- [THE EXERCISE]
Work out how many lines of the records contain "content". Answer with the number and nothing else.

(Saved data entries)

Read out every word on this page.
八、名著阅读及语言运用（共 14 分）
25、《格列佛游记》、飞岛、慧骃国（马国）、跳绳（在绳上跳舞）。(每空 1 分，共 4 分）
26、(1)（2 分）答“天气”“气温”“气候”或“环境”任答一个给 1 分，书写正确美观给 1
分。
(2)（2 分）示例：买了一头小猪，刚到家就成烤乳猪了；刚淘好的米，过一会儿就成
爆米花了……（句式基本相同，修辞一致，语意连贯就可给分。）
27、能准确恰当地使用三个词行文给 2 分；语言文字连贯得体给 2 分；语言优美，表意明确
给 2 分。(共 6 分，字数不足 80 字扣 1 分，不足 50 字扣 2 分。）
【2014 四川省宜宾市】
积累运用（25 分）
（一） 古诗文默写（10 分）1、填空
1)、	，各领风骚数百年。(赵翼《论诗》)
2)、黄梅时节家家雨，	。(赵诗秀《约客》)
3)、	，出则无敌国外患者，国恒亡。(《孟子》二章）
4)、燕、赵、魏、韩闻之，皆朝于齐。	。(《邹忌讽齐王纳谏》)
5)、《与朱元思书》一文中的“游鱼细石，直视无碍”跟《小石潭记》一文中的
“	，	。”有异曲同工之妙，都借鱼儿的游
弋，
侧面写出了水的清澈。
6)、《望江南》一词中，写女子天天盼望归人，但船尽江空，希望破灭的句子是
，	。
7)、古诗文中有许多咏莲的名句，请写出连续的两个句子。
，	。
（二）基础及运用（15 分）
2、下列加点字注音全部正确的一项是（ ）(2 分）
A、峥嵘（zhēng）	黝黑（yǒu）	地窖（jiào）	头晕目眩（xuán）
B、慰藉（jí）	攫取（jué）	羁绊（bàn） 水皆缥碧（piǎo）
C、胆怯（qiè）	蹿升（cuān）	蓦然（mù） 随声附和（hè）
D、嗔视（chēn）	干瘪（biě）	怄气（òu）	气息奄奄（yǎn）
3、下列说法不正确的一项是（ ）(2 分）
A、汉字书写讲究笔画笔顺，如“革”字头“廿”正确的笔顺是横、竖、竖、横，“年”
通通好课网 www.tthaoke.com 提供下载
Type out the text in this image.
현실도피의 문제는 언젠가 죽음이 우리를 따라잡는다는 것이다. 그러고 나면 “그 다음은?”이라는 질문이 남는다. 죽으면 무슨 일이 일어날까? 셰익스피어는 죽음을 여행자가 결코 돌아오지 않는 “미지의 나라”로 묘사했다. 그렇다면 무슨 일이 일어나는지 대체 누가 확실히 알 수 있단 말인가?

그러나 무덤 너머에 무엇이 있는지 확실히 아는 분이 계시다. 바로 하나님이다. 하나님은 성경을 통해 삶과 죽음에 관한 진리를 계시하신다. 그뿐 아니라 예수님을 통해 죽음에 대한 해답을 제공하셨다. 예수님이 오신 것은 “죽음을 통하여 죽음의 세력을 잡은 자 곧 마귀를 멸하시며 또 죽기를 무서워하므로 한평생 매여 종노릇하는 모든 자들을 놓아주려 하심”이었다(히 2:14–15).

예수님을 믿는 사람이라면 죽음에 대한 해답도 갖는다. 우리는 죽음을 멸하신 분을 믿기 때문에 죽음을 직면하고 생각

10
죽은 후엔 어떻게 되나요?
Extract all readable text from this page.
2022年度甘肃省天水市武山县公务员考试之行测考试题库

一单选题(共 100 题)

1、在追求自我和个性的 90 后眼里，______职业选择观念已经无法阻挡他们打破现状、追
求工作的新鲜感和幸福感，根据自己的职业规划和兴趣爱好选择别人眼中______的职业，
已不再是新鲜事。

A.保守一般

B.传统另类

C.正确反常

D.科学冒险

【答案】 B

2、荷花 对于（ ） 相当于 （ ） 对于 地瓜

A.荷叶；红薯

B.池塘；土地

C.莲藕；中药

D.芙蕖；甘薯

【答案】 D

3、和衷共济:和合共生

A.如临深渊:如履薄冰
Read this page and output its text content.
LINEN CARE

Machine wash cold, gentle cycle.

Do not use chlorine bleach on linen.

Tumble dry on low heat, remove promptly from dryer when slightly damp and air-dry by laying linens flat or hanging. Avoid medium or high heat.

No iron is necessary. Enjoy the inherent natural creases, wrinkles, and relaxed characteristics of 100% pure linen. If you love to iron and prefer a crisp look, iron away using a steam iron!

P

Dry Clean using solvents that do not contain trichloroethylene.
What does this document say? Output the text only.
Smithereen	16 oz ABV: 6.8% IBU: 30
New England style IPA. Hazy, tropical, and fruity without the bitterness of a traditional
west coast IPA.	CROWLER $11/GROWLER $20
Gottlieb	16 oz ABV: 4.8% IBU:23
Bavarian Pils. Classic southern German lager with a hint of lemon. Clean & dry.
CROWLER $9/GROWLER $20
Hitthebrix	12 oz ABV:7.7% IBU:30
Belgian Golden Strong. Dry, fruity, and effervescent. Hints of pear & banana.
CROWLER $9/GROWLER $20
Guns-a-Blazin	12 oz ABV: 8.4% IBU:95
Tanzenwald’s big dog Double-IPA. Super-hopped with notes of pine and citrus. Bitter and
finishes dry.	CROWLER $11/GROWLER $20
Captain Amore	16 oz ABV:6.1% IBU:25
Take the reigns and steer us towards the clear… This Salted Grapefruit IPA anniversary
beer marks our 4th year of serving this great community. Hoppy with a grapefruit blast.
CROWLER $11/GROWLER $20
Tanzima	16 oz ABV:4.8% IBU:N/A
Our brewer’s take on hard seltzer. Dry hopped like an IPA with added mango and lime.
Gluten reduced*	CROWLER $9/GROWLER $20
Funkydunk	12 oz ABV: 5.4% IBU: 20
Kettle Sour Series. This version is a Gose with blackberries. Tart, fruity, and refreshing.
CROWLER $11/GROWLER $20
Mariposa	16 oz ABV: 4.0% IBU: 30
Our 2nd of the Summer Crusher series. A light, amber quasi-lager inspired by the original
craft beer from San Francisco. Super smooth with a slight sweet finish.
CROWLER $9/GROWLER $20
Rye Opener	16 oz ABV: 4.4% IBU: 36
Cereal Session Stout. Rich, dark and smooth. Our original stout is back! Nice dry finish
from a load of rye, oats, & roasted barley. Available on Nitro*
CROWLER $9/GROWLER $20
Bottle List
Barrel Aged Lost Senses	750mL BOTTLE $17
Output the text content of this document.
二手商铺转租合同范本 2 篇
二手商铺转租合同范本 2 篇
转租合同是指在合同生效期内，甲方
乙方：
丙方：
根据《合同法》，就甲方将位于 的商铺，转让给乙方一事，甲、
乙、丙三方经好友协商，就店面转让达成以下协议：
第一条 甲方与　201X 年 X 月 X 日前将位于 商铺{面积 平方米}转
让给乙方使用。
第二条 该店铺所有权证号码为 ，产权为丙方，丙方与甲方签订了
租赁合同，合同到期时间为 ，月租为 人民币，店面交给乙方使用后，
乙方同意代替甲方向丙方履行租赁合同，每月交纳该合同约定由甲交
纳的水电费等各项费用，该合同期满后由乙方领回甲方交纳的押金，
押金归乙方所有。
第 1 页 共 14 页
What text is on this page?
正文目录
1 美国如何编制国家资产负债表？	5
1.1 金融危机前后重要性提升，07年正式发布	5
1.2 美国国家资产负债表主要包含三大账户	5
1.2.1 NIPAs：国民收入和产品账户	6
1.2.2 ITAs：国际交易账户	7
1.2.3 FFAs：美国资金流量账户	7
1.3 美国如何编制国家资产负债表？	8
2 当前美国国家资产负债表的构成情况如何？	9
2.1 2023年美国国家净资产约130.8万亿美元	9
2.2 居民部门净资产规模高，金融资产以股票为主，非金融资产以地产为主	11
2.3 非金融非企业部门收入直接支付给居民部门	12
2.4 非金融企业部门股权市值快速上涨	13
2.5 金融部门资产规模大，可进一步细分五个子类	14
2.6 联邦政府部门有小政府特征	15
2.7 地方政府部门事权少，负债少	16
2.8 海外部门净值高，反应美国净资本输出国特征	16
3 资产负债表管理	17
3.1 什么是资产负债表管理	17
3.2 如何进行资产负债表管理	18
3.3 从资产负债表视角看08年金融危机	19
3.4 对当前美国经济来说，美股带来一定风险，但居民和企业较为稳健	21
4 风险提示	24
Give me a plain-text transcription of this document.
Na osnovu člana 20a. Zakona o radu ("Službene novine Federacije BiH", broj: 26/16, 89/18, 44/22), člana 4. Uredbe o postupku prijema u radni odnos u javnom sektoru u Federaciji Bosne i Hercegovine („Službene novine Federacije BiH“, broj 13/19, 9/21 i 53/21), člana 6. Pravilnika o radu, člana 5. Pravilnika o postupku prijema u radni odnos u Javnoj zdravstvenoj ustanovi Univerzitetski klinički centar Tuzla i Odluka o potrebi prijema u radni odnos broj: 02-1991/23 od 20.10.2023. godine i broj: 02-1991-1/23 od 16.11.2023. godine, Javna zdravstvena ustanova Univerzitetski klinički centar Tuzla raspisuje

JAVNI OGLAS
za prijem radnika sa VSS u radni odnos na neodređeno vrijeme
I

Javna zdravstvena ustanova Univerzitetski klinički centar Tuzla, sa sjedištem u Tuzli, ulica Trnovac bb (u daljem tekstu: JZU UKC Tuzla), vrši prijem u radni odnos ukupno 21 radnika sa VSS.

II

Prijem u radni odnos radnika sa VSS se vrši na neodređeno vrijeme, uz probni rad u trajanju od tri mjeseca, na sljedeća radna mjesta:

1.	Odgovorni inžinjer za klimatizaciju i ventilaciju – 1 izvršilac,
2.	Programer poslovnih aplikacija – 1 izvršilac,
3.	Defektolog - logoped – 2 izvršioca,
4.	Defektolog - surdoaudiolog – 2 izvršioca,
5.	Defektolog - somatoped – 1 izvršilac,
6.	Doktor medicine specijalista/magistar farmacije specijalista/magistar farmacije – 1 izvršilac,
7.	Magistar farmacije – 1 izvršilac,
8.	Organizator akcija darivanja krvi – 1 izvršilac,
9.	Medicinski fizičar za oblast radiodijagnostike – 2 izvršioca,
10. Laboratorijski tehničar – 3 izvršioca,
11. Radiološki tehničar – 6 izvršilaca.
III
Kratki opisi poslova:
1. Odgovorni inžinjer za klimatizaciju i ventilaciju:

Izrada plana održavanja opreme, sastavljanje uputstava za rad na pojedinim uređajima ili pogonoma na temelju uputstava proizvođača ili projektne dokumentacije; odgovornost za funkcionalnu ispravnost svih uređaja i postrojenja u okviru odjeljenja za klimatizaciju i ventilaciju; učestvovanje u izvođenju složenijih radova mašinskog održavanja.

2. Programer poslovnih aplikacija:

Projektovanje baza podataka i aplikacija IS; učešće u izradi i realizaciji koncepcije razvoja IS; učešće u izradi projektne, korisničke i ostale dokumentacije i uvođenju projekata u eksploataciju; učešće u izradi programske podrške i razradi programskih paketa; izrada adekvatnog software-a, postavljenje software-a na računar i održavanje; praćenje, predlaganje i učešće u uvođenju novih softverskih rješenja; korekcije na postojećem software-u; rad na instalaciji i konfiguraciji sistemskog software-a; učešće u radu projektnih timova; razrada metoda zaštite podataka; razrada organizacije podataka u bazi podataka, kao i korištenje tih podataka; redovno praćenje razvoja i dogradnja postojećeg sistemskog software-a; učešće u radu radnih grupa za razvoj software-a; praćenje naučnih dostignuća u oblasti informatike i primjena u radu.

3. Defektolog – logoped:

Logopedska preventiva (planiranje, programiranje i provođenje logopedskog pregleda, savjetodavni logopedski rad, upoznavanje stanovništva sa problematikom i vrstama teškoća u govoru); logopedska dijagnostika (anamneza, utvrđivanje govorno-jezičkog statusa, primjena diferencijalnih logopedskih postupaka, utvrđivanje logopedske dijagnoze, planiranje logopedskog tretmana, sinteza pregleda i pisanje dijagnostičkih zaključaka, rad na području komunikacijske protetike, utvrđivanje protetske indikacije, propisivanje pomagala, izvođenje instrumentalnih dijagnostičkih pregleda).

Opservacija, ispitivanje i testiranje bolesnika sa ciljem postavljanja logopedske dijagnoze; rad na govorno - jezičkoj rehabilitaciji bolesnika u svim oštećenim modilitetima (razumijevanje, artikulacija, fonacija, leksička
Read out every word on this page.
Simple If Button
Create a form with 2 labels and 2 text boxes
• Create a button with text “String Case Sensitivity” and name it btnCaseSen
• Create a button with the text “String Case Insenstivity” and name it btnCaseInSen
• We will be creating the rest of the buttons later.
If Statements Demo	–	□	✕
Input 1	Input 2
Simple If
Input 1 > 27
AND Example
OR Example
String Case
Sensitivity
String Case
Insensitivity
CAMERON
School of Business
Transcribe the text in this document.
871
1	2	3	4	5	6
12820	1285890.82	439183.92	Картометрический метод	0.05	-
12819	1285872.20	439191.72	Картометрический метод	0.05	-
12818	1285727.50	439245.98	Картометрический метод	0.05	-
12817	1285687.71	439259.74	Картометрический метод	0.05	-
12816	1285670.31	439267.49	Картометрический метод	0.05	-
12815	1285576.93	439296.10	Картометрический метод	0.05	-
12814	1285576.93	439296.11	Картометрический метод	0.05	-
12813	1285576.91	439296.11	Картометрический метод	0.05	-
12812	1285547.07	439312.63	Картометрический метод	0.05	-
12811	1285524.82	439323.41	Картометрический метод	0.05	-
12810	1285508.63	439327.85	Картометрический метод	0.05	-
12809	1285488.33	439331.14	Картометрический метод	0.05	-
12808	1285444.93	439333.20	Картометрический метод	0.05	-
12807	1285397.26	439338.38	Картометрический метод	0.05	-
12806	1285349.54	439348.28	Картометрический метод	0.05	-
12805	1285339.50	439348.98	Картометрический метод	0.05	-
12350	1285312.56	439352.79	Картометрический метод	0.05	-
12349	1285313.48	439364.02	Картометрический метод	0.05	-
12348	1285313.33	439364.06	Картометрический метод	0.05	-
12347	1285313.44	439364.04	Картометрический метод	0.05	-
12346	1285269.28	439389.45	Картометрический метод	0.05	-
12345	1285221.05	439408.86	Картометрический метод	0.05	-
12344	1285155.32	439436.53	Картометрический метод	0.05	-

- [SOLUTION TO THIS TASK]
2